# PROBLEM DESCRIPTION
Which lines below hold the word "Precipitation"? Copy all of them.

Dataset rows about figures
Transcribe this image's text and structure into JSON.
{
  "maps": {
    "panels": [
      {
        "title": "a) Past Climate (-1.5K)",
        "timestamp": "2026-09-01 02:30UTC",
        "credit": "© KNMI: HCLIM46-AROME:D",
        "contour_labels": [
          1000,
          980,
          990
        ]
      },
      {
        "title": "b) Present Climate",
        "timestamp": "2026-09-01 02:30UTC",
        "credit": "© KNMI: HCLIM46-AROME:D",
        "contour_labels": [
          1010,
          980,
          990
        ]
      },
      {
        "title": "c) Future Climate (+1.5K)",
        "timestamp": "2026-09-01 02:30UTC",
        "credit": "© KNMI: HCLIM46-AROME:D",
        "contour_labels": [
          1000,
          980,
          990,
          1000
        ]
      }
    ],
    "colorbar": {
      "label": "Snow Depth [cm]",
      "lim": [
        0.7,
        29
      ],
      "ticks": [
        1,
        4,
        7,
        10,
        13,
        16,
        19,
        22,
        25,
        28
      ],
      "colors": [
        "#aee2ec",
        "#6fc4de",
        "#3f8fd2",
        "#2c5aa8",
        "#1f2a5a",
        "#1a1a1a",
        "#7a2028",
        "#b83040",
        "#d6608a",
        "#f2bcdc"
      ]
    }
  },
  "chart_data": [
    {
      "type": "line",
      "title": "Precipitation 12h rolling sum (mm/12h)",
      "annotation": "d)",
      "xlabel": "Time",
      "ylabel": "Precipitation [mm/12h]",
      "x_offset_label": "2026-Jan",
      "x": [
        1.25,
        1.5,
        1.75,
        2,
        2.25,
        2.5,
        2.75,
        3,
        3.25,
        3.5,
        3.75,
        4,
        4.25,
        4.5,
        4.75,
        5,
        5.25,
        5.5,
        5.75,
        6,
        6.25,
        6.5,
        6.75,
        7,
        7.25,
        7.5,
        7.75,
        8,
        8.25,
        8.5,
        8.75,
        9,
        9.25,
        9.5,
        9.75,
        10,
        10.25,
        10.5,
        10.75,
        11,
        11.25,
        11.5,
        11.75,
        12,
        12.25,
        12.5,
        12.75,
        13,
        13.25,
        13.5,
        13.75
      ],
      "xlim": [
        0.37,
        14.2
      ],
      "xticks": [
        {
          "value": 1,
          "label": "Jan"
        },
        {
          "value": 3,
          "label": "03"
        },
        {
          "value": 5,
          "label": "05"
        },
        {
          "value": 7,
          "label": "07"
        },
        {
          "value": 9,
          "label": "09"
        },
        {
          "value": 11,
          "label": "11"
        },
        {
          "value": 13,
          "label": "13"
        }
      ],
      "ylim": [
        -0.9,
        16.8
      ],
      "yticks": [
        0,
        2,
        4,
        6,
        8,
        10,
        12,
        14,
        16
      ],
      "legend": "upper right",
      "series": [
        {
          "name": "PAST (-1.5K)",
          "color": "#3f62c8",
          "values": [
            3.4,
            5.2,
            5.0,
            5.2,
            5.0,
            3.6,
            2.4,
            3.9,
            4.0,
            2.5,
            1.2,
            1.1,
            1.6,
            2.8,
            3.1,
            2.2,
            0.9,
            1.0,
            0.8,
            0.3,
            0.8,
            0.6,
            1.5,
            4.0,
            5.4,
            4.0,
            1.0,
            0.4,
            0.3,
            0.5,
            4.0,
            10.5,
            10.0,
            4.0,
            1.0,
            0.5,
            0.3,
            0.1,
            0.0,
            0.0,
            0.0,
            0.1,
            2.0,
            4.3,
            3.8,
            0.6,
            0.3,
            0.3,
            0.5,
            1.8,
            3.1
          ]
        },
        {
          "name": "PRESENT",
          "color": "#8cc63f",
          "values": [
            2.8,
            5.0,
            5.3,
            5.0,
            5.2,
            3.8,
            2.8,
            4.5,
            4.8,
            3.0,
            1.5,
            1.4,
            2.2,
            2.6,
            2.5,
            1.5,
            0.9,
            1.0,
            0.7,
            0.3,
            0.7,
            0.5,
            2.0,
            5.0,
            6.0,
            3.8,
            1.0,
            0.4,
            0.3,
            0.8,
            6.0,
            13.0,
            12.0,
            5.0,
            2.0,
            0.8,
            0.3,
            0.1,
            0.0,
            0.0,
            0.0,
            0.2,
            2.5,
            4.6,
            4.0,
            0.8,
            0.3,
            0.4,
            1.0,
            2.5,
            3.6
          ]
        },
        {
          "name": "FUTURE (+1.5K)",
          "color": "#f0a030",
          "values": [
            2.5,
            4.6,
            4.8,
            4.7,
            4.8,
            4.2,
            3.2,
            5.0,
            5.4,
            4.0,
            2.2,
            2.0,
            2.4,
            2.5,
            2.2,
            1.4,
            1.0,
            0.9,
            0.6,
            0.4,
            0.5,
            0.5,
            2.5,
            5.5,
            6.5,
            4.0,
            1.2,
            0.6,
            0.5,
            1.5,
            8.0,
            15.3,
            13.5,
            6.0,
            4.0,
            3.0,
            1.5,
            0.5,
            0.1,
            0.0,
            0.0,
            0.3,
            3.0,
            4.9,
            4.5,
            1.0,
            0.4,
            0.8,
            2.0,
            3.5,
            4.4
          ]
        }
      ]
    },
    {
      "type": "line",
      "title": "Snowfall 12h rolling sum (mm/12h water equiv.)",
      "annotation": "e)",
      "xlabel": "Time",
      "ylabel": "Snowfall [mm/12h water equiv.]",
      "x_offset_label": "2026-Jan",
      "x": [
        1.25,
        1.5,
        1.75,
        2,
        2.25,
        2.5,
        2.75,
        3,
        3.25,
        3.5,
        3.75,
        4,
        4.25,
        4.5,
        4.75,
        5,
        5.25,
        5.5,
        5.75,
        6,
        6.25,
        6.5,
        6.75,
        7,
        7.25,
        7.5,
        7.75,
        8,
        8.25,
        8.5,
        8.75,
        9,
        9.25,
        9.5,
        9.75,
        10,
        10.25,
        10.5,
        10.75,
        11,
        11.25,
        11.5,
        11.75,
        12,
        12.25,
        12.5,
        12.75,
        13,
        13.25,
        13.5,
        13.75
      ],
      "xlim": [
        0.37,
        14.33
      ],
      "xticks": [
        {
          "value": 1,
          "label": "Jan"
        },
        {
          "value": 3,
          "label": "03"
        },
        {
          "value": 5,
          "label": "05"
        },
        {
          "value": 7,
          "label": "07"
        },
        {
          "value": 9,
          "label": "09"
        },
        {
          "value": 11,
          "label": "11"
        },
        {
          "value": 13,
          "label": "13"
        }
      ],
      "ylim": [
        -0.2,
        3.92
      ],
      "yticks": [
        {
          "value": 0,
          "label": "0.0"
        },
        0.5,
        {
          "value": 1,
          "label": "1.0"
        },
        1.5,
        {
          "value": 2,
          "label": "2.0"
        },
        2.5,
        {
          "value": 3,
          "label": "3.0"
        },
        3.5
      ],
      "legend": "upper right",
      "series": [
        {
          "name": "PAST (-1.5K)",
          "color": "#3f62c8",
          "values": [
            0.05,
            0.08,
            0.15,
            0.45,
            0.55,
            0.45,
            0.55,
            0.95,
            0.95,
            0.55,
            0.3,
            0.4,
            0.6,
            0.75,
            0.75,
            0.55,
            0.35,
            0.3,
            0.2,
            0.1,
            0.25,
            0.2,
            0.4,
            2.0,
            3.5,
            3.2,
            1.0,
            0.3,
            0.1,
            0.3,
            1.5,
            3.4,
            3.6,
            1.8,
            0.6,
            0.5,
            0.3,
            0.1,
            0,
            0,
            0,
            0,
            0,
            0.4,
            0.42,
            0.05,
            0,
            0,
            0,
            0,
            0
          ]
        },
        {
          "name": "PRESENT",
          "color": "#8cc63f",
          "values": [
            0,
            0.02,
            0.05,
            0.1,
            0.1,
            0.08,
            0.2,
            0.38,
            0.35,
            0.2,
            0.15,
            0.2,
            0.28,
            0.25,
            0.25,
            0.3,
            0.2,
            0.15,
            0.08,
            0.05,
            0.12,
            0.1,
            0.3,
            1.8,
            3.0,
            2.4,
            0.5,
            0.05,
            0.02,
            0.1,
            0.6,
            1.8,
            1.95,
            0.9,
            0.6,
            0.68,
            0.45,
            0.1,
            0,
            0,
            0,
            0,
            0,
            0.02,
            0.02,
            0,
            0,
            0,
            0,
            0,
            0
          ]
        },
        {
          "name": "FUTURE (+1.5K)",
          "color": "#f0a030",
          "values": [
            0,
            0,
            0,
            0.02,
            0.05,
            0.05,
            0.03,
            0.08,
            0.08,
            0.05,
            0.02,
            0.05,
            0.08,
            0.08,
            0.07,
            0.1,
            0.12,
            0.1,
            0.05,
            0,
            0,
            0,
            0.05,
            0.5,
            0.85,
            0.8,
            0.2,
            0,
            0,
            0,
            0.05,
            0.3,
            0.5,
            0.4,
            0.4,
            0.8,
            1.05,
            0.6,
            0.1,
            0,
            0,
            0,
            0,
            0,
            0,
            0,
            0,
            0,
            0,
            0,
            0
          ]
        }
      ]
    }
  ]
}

# ANSWER TO THE TASK
      "title": "Precipitation 12h rolling sum (mm/12h)",
      "ylabel": "Precipitation [mm/12h]",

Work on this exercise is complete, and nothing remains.